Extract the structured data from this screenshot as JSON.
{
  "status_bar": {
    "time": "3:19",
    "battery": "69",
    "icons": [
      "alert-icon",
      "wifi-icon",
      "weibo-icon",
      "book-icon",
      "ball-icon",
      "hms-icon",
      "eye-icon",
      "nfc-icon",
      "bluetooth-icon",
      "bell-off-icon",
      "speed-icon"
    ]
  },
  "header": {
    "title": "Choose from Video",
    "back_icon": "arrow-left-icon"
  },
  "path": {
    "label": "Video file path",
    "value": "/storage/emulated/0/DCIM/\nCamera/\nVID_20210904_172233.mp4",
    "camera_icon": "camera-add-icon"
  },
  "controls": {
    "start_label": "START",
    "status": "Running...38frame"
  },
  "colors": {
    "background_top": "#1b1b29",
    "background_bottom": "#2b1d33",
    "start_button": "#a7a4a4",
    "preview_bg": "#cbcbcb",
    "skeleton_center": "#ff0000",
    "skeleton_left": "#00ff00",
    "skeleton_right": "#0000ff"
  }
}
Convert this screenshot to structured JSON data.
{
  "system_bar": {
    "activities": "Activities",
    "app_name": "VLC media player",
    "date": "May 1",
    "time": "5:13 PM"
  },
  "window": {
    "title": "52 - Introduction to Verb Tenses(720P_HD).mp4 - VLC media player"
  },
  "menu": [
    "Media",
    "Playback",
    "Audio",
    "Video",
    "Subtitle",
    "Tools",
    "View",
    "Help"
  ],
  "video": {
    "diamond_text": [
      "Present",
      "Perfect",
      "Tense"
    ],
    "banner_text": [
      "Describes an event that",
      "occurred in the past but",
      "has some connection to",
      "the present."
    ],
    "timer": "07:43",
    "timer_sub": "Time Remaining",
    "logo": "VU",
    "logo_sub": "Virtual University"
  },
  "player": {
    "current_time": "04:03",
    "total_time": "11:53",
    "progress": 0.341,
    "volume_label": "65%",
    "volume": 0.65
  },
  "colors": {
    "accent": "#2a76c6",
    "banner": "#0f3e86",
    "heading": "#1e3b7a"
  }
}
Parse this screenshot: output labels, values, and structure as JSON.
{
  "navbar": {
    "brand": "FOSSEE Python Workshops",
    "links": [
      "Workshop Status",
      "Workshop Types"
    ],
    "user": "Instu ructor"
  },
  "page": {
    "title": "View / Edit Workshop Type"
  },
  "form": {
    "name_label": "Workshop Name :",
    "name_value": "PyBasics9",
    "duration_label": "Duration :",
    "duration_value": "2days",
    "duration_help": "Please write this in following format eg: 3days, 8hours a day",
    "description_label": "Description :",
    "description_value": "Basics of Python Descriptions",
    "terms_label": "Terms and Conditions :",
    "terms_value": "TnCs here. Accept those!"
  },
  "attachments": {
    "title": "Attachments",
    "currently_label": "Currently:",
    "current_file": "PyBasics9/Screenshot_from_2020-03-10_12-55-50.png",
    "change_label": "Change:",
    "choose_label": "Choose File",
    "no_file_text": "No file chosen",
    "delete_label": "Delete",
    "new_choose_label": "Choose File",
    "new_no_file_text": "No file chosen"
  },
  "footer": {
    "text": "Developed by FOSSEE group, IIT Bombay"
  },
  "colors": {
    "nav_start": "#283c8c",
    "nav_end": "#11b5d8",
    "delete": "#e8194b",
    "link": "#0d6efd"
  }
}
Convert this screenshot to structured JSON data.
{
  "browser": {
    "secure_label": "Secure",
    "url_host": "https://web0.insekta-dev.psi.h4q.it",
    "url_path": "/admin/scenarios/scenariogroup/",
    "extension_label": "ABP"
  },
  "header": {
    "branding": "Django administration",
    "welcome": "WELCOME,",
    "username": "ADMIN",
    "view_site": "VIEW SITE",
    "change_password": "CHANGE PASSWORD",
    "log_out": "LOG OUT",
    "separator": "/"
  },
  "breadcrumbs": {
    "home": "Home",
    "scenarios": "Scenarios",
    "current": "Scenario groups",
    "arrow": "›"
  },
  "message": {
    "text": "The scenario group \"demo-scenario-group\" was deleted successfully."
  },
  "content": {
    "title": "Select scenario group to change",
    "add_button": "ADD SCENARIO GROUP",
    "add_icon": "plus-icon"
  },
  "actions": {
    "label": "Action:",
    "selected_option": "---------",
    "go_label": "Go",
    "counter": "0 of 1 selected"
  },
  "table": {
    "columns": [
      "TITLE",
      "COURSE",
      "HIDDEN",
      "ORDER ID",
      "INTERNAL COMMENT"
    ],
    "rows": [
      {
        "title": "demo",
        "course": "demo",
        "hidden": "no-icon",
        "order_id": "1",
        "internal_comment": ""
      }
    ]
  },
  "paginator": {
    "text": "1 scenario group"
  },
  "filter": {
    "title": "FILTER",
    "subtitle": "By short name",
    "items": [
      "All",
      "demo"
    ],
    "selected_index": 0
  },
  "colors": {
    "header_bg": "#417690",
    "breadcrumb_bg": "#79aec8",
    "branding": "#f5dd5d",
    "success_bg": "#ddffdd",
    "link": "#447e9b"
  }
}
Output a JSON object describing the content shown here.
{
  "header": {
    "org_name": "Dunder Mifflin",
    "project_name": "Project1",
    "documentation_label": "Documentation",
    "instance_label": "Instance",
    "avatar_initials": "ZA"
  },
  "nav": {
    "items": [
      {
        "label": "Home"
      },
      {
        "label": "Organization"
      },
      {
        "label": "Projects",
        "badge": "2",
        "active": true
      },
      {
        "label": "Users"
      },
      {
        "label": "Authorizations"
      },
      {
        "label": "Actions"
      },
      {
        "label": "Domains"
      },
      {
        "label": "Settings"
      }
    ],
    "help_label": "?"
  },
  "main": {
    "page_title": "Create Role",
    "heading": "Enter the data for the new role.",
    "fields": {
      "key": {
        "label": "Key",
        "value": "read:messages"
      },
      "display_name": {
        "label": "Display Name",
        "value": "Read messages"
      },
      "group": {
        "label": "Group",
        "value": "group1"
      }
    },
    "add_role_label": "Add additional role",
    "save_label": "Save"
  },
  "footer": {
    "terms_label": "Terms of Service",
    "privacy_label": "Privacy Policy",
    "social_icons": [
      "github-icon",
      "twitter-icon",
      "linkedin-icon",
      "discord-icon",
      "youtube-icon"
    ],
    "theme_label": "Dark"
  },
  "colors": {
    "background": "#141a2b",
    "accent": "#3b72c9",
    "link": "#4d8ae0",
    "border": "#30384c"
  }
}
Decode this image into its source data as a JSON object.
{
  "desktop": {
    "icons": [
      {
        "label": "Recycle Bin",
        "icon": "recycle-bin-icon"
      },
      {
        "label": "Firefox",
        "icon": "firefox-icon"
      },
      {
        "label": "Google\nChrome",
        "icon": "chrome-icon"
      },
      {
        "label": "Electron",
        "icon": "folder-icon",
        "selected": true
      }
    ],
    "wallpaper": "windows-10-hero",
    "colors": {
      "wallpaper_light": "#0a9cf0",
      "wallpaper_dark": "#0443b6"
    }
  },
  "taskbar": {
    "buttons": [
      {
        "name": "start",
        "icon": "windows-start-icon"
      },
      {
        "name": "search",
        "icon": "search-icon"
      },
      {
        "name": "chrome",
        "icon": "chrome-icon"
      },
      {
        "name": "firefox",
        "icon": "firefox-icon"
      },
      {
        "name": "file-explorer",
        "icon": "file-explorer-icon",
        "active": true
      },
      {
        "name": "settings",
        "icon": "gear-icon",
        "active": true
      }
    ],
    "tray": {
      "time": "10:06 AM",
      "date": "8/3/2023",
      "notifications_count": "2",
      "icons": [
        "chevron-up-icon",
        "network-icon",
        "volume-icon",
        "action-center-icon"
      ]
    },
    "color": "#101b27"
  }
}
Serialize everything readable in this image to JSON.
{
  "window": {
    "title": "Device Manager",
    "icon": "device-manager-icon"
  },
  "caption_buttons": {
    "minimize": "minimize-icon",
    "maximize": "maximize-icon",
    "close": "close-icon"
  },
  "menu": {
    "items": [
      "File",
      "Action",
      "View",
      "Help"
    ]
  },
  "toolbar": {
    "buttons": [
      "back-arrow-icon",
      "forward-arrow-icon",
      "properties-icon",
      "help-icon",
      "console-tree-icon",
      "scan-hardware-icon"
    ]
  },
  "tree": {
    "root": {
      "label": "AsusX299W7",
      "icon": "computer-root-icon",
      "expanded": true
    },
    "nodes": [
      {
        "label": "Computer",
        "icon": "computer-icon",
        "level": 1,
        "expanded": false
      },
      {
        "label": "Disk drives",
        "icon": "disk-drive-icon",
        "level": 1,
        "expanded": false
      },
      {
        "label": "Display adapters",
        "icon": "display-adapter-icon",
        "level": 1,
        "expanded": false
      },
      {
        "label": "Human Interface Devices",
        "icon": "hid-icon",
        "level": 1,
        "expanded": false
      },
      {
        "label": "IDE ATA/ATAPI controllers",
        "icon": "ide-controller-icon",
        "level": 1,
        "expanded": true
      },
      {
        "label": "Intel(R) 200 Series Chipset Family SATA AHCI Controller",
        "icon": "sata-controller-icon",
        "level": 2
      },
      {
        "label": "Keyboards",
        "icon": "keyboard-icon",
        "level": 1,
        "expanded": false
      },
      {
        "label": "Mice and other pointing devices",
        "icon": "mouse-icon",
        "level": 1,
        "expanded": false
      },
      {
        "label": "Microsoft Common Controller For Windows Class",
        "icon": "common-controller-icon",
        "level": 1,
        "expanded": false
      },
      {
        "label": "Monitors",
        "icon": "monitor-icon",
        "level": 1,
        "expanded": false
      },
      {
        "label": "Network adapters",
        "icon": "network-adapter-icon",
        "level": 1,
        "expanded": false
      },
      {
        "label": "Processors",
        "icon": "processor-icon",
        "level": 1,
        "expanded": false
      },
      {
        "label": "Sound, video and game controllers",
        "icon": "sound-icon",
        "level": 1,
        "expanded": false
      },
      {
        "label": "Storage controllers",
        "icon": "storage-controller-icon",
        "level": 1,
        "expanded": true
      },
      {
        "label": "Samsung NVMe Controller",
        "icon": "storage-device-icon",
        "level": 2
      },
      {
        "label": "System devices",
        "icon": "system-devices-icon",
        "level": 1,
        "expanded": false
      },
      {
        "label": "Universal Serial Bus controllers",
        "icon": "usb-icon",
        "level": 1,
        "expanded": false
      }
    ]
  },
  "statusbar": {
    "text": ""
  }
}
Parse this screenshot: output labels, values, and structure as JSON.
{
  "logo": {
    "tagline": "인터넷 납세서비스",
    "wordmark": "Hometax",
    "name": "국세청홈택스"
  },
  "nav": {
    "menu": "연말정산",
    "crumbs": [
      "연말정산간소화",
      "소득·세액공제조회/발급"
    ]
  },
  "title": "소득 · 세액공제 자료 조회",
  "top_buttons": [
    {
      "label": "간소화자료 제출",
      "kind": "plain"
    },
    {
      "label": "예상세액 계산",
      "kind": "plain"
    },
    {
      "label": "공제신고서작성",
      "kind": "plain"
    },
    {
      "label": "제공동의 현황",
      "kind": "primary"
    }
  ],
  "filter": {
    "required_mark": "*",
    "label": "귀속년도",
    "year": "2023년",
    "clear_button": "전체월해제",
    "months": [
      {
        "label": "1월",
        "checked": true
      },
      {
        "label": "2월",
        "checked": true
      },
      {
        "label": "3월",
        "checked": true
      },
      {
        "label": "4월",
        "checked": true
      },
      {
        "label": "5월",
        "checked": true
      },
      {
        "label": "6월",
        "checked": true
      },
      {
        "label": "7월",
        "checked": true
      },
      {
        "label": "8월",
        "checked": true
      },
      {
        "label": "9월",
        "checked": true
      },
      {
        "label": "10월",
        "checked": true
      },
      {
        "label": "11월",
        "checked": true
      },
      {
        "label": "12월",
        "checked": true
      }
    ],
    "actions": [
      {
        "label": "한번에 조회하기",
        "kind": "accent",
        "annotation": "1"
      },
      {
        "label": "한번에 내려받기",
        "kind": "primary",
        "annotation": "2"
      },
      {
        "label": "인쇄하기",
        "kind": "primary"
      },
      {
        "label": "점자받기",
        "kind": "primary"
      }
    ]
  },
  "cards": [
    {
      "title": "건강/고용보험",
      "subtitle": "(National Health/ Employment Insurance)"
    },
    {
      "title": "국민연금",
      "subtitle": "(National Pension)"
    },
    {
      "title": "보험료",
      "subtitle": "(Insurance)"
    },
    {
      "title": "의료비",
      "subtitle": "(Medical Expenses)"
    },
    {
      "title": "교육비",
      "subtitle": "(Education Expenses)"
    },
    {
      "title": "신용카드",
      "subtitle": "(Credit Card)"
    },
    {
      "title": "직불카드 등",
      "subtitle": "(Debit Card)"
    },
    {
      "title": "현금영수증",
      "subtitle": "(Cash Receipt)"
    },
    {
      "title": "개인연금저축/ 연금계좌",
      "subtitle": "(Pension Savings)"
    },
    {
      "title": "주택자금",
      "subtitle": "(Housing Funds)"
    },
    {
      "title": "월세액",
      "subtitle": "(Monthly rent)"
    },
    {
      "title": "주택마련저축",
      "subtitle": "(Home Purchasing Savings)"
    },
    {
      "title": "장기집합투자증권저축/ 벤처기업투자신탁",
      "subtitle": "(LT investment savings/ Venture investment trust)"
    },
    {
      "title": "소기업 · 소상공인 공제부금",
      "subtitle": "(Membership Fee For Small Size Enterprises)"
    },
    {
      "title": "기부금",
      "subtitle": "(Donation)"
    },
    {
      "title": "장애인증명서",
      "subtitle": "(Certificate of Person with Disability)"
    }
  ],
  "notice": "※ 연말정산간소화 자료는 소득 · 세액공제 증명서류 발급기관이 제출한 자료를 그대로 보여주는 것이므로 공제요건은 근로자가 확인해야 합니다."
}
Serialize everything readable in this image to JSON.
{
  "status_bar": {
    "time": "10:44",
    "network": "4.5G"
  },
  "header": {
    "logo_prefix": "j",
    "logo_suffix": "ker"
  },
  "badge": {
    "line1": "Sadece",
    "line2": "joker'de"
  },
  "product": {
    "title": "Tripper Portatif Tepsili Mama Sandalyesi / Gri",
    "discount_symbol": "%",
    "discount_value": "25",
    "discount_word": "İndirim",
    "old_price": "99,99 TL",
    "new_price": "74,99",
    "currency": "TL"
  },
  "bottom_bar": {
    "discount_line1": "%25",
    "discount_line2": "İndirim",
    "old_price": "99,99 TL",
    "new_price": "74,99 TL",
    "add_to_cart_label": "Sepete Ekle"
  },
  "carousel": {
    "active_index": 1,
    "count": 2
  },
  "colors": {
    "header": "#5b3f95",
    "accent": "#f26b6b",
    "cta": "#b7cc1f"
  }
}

_Exercise description:_ Scan the lines above for "National", then copy every one that has it.

_Exercise solution:_
      "subtitle": "(National Health/ Employment Insurance)"
      "subtitle": "(National Pension)"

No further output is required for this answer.